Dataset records

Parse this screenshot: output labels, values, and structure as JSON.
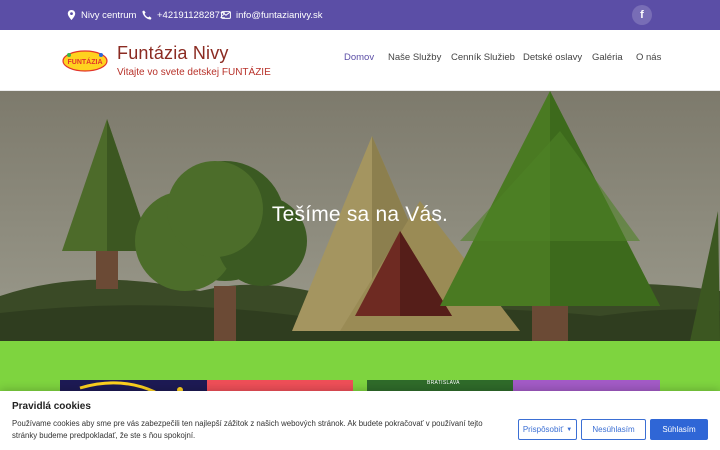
{
  "topbar": {
    "location": "Nivy centrum",
    "phone": "+421911282872",
    "email": "info@funtazianivy.sk",
    "social_icon": "f"
  },
  "header": {
    "logo_text": "FUNTÁZIA",
    "title": "Funtázia Nivy",
    "subtitle": "Vitajte vo svete detskej FUNTÁZIE"
  },
  "nav": {
    "items": [
      {
        "label": "Domov"
      },
      {
        "label": "Naše Služby"
      },
      {
        "label": "Cenník Služieb"
      },
      {
        "label": "Detské oslavy"
      },
      {
        "label": "Galéria"
      },
      {
        "label": "O nás"
      }
    ]
  },
  "hero": {
    "headline": "Tešíme sa na Vás."
  },
  "cards": {
    "right_tag": "BRATISLAVA"
  },
  "cookie": {
    "title": "Pravidlá cookies",
    "text": "Používame cookies aby sme pre vás zabezpečili ten najlepší zážitok z našich webových stránok. Ak budete pokračovať v používaní tejto stránky budeme predpokladať, že ste s ňou spokojní.",
    "customize": "Prispôsobiť",
    "reject": "Nesúhlasím",
    "accept": "Súhlasím"
  },
  "colors": {
    "topbar": "#5b4ea6",
    "brand_title": "#8b2b22",
    "accent_green": "#7ed43f",
    "button_blue": "#2f66d6"
  }
}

TASK REQUIREMENTS> Each line holding "cookies" must be found and copied.

CORRECT RESULT>
    "title": "Pravidlá cookies",
    "text": "Používame cookies aby sme pre vás zabezpečili ten najlepší zážitok z našich webových stránok. Ak budete pokračovať v používaní tejto stránky budeme predpokladať, že ste s ňou spokojní.",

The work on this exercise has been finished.